Entries taken from a collection:
□ □ □ □ □ □ □
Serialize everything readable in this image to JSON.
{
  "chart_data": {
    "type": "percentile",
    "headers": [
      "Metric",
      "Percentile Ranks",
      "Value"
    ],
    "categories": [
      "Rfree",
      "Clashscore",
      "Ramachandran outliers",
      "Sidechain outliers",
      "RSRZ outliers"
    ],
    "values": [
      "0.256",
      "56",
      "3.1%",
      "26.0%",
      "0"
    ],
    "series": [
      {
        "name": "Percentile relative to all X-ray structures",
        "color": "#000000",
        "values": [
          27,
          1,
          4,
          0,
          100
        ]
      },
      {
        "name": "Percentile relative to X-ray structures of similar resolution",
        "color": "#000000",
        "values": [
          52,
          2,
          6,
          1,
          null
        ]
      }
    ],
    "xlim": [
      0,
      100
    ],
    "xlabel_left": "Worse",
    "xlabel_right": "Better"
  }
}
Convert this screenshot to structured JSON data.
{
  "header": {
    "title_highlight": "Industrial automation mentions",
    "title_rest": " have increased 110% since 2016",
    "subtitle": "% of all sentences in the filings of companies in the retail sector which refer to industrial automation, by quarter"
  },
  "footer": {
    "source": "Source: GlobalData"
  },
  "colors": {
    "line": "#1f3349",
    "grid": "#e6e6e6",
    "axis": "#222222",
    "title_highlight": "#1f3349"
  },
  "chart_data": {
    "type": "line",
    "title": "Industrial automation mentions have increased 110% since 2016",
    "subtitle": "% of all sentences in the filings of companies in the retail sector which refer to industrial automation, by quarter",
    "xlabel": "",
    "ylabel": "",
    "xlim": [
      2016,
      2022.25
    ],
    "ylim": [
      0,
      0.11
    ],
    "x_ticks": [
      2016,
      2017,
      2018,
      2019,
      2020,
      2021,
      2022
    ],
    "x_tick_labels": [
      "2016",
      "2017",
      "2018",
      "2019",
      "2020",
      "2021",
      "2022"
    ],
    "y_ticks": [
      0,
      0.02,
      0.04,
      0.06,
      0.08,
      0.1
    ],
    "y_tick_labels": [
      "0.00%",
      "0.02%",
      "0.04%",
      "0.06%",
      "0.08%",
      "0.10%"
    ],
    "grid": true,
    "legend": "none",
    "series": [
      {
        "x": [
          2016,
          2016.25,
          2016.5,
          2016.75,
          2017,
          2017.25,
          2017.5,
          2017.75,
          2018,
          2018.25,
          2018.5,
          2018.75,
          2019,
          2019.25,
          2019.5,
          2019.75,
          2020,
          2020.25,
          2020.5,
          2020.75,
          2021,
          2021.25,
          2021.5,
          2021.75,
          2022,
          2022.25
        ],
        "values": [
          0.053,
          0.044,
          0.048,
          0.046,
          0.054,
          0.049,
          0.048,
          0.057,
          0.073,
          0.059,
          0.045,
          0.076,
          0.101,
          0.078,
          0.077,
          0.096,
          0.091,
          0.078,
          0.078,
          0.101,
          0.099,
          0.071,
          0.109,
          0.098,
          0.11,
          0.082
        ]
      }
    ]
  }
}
□ □ □ □ □ □ □
## What to produce
Work through the records line by line and tally those with the word "filings". Report only the total.

## Result below
2